-- BEGIN LISTED RECORDS --

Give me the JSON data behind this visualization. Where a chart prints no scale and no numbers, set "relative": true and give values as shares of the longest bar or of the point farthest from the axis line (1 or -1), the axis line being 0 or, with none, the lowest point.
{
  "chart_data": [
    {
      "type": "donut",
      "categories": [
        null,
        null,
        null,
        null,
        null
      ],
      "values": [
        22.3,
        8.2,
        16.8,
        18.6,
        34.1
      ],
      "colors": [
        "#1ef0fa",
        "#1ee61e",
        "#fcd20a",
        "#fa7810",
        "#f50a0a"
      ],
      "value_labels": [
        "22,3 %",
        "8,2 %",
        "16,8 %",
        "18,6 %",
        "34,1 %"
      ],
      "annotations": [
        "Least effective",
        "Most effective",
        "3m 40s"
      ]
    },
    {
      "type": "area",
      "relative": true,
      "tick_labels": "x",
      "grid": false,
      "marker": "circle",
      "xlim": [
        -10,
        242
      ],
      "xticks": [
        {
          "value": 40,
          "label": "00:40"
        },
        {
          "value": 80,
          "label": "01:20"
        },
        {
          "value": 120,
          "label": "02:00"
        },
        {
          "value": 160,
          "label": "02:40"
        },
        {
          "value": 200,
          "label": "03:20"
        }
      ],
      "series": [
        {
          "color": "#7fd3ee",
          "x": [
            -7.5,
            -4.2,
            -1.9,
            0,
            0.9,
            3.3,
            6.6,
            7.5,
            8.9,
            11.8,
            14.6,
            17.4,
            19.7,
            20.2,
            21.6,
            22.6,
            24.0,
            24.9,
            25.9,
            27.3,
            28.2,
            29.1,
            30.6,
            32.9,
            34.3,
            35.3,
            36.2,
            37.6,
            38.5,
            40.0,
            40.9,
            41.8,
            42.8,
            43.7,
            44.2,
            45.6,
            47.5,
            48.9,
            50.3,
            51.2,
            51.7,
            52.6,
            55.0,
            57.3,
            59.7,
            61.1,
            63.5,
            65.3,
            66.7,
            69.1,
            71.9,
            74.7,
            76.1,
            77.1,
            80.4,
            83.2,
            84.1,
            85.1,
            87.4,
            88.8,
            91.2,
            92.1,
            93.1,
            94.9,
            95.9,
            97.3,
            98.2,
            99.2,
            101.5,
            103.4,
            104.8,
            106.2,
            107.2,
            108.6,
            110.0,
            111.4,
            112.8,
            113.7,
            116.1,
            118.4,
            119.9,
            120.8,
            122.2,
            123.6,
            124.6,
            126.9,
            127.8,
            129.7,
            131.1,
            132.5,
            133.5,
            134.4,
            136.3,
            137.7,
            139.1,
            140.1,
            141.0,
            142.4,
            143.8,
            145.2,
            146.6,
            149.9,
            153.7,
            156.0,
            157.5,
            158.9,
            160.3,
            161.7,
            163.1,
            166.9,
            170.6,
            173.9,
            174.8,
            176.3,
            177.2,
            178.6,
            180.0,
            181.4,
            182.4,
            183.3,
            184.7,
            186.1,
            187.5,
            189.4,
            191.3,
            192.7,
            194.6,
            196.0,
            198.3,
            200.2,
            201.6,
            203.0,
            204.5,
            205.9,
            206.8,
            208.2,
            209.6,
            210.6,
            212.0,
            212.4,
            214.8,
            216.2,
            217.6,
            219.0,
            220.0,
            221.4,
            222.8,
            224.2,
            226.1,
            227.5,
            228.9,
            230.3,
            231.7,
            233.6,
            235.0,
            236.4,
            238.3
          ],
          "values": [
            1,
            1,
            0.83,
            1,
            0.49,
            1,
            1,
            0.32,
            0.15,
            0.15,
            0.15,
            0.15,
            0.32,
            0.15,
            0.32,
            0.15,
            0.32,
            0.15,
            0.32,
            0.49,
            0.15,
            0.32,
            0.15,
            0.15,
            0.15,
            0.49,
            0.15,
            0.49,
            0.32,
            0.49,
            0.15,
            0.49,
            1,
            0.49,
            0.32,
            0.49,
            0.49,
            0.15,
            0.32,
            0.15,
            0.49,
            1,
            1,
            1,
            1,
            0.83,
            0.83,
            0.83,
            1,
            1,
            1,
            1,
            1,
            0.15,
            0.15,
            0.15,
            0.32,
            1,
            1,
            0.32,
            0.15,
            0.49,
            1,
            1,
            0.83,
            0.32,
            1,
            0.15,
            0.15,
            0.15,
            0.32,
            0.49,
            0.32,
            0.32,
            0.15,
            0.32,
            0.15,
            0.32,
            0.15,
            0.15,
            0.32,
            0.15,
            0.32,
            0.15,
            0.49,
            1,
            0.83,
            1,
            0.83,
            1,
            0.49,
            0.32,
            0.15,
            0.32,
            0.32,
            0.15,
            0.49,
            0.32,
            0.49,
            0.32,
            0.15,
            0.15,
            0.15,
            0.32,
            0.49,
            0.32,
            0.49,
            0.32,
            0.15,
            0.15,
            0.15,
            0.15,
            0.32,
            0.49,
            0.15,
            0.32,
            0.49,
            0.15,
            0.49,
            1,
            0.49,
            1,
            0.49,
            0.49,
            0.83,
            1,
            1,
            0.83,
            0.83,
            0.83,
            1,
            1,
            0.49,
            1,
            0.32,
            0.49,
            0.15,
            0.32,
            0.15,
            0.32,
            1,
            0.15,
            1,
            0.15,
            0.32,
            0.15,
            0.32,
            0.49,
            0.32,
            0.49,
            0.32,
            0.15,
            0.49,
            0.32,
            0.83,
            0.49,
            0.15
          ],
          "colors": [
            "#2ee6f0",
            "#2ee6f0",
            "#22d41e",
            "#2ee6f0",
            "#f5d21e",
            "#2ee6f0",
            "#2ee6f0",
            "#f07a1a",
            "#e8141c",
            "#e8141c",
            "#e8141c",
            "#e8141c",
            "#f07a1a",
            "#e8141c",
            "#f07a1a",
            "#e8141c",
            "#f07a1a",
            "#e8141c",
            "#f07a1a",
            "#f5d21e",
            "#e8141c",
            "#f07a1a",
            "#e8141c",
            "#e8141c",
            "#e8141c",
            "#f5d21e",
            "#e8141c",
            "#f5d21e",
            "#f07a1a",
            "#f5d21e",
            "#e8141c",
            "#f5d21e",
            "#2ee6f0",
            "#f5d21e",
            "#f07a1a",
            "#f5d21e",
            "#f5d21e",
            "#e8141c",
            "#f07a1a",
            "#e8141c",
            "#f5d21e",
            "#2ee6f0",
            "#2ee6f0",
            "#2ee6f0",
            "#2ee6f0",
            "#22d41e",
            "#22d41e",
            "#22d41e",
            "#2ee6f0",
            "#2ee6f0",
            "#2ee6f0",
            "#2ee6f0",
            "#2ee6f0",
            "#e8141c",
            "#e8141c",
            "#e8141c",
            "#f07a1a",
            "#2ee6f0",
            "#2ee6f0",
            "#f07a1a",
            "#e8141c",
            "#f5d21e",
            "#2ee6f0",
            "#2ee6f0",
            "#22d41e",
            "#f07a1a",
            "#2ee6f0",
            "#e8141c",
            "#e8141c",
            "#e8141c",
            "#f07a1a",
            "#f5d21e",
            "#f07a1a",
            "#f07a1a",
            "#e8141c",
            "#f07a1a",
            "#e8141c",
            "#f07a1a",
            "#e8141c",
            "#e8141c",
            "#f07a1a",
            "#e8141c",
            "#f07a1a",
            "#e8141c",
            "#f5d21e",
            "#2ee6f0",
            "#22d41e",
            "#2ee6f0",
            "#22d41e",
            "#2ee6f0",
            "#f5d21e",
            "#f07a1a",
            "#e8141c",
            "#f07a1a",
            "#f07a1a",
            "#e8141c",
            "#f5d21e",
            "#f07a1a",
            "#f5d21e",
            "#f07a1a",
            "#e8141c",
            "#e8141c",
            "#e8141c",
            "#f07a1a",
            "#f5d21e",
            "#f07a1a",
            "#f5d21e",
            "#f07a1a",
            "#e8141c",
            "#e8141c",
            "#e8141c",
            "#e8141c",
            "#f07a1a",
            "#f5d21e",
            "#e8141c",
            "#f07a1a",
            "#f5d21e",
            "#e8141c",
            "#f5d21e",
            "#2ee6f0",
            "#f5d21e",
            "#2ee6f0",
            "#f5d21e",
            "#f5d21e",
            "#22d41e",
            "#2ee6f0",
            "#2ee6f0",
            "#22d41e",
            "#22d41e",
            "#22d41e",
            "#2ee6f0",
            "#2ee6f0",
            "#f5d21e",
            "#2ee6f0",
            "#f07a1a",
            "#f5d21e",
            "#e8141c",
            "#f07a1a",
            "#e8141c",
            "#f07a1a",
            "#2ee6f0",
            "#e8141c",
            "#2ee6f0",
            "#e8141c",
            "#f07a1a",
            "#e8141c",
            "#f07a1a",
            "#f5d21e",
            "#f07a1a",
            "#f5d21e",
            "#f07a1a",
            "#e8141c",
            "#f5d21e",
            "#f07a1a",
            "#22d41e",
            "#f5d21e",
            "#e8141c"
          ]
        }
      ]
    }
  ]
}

-- END LISTED RECORDS --

Check each line above for the string "true" and show the ones that have it.

→ ANSWER TO THIS EXERCISE:
Give me the JSON data behind this visualization. Where a chart prints no scale and no numbers, set "relative": true and give values as shares of the longest bar or of the point farthest from the axis line (1 or -1), the axis line being 0 or, with none, the lowest point.
      "relative": true,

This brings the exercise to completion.